The records that follow are to be repeated without alteration.

------------------------------

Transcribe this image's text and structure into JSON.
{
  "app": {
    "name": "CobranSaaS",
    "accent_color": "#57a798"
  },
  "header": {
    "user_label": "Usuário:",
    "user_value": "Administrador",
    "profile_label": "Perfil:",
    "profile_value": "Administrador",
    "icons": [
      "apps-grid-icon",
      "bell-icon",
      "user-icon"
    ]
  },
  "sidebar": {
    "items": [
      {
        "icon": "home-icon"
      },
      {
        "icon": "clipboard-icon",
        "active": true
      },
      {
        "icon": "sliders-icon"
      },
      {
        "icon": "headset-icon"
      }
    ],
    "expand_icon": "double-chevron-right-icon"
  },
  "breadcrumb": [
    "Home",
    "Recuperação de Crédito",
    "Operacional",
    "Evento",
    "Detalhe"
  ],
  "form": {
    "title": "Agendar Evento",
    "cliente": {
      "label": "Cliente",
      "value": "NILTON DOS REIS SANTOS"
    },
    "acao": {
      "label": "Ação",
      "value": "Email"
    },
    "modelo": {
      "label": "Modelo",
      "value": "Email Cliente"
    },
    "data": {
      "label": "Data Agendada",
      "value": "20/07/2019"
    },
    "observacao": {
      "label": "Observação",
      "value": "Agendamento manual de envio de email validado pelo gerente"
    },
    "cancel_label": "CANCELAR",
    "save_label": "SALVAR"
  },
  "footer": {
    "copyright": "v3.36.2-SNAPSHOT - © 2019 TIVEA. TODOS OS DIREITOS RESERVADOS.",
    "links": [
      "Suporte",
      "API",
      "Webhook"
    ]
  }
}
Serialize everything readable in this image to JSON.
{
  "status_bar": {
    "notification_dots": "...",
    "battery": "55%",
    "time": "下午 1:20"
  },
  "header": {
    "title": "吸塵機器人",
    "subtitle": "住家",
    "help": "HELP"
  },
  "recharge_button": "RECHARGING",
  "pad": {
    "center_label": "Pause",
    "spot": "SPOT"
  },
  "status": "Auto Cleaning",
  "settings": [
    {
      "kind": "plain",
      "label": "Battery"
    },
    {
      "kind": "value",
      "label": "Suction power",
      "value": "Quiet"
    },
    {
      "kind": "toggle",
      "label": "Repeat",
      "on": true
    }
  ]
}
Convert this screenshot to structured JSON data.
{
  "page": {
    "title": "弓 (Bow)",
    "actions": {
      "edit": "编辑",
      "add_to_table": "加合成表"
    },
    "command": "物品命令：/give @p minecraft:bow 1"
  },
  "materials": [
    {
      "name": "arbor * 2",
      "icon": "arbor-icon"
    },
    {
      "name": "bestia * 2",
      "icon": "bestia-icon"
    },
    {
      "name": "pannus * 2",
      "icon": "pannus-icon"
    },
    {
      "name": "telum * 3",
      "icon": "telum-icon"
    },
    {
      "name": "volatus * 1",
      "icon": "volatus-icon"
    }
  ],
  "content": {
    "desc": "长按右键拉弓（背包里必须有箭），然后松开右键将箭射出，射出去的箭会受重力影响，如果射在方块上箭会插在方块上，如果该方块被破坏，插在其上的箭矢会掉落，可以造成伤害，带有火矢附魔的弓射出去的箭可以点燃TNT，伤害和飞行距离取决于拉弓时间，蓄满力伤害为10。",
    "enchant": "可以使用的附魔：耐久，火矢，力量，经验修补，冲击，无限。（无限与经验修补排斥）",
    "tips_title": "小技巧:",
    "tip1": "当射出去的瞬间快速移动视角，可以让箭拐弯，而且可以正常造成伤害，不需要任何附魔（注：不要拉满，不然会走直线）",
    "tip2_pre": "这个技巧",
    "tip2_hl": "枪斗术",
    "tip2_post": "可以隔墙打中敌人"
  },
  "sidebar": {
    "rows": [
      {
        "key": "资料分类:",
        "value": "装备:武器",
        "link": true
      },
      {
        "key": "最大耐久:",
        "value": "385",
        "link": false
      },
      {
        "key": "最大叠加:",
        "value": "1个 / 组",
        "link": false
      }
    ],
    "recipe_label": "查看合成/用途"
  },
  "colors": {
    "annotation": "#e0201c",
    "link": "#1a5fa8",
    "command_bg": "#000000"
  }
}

------------------------------

§ TASK OUTPUT:
Transcribe this image's text and structure into JSON.
{
  "app": {
    "name": "CobranSaaS",
    "accent_color": "#57a798"
  },
  "header": {
    "user_label": "Usuário:",
    "user_value": "Administrador",
    "profile_label": "Perfil:",
    "profile_value": "Administrador",
    "icons": [
      "apps-grid-icon",
      "bell-icon",
      "user-icon"
    ]
  },
  "sidebar": {
    "items": [
      {
        "icon": "home-icon"
      },
      {
        "icon": "clipboard-icon",
        "active": true
      },
      {
        "icon": "sliders-icon"
      },
      {
        "icon": "headset-icon"
      }
    ],
    "expand_icon": "double-chevron-right-icon"
  },
  "breadcrumb": [
    "Home",
    "Recuperação de Crédito",
    "Operacional",
    "Evento",
    "Detalhe"
  ],
  "form": {
    "title": "Agendar Evento",
    "cliente": {
      "label": "Cliente",
      "value": "NILTON DOS REIS SANTOS"
    },
    "acao": {
      "label": "Ação",
      "value": "Email"
    },
    "modelo": {
      "label": "Modelo",
      "value": "Email Cliente"
    },
    "data": {
      "label": "Data Agendada",
      "value": "20/07/2019"
    },
    "observacao": {
      "label": "Observação",
      "value": "Agendamento manual de envio de email validado pelo gerente"
    },
    "cancel_label": "CANCELAR",
    "save_label": "SALVAR"
  },
  "footer": {
    "copyright": "v3.36.2-SNAPSHOT - © 2019 TIVEA. TODOS OS DIREITOS RESERVADOS.",
    "links": [
      "Suporte",
      "API",
      "Webhook"
    ]
  }
}
Serialize everything readable in this image to JSON.
{
  "status_bar": {
    "notification_dots": "...",
    "battery": "55%",
    "time": "下午 1:20"
  },
  "header": {
    "title": "吸塵機器人",
    "subtitle": "住家",
    "help": "HELP"
  },
  "recharge_button": "RECHARGING",
  "pad": {
    "center_label": "Pause",
    "spot": "SPOT"
  },
  "status": "Auto Cleaning",
  "settings": [
    {
      "kind": "plain",
      "label": "Battery"
    },
    {
      "kind": "value",
      "label": "Suction power",
      "value": "Quiet"
    },
    {
      "kind": "toggle",
      "label": "Repeat",
      "on": true
    }
  ]
}
Convert this screenshot to structured JSON data.
{
  "page": {
    "title": "弓 (Bow)",
    "actions": {
      "edit": "编辑",
      "add_to_table": "加合成表"
    },
    "command": "物品命令：/give @p minecraft:bow 1"
  },
  "materials": [
    {
      "name": "arbor * 2",
      "icon": "arbor-icon"
    },
    {
      "name": "bestia * 2",
      "icon": "bestia-icon"
    },
    {
      "name": "pannus * 2",
      "icon": "pannus-icon"
    },
    {
      "name": "telum * 3",
      "icon": "telum-icon"
    },
    {
      "name": "volatus * 1",
      "icon": "volatus-icon"
    }
  ],
  "content": {
    "desc": "长按右键拉弓（背包里必须有箭），然后松开右键将箭射出，射出去的箭会受重力影响，如果射在方块上箭会插在方块上，如果该方块被破坏，插在其上的箭矢会掉落，可以造成伤害，带有火矢附魔的弓射出去的箭可以点燃TNT，伤害和飞行距离取决于拉弓时间，蓄满力伤害为10。",
    "enchant": "可以使用的附魔：耐久，火矢，力量，经验修补，冲击，无限。（无限与经验修补排斥）",
    "tips_title": "小技巧:",
    "tip1": "当射出去的瞬间快速移动视角，可以让箭拐弯，而且可以正常造成伤害，不需要任何附魔（注：不要拉满，不然会走直线）",
    "tip2_pre": "这个技巧",
    "tip2_hl": "枪斗术",
    "tip2_post": "可以隔墙打中敌人"
  },
  "sidebar": {
    "rows": [
      {
        "key": "资料分类:",
        "value": "装备:武器",
        "link": true
      },
      {
        "key": "最大耐久:",
        "value": "385",
        "link": false
      },
      {
        "key": "最大叠加:",
        "value": "1个 / 组",
        "link": false
      }
    ],
    "recipe_label": "查看合成/用途"
  },
  "colors": {
    "annotation": "#e0201c",
    "link": "#1a5fa8",
    "command_bg": "#000000"
  }
}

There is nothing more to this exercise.